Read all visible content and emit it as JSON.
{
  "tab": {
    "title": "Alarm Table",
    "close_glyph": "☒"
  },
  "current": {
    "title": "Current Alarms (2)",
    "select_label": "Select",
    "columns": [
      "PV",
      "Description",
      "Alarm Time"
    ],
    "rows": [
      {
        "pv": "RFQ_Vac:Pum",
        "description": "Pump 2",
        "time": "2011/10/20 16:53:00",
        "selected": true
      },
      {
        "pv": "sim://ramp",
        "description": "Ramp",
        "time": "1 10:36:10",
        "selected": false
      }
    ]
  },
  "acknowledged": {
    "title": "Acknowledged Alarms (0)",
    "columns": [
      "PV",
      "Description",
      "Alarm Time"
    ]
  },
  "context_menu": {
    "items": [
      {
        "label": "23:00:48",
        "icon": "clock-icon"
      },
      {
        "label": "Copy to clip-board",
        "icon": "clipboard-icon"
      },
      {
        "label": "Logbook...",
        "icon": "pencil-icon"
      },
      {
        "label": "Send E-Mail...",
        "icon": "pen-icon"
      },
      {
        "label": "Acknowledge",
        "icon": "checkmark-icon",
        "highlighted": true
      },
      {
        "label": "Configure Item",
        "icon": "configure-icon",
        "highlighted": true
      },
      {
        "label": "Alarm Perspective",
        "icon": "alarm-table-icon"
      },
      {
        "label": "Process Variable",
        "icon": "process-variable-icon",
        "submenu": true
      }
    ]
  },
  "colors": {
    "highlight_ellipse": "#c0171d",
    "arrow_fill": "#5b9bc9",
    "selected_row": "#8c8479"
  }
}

· · ·

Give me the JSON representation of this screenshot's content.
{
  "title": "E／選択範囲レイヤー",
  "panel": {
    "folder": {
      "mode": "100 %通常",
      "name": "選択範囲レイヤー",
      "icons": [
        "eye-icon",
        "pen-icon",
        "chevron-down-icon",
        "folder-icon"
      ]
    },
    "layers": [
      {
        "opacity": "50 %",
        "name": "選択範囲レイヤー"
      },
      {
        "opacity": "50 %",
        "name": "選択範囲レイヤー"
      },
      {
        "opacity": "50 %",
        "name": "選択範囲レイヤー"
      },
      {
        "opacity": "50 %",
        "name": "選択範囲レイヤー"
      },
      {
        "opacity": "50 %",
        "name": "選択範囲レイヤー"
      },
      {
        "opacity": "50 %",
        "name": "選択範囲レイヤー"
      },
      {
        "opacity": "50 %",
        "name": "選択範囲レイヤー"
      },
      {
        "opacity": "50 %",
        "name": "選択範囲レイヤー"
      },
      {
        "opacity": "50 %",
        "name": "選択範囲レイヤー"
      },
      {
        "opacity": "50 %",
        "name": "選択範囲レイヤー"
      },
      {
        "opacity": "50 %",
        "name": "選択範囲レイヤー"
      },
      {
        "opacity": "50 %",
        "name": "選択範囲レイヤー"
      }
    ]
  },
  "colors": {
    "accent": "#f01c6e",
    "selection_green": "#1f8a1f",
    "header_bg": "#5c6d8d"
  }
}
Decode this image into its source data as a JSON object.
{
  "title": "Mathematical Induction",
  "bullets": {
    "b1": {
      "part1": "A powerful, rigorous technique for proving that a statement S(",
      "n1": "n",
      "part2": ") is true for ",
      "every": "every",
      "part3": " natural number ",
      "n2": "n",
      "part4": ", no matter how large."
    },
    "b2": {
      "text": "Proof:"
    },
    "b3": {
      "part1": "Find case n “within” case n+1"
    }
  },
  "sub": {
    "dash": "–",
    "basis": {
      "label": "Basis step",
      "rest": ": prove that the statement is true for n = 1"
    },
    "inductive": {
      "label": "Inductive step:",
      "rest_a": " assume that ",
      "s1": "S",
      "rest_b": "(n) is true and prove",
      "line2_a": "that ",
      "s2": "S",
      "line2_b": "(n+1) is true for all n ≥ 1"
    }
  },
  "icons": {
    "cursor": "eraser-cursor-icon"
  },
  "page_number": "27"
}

· · ·

_WHAT TO DO_. Pull out every line containing "true".

_SOLUTION TO THE PROBLEM_.
        "selected": true
        "highlighted": true
        "highlighted": true
        "submenu": true
      "part2": ") is true for ",
      "rest": ": prove that the statement is true for n = 1"
      "rest_b": "(n) is true and prove",
      "line2_b": "(n+1) is true for all n ≥ 1"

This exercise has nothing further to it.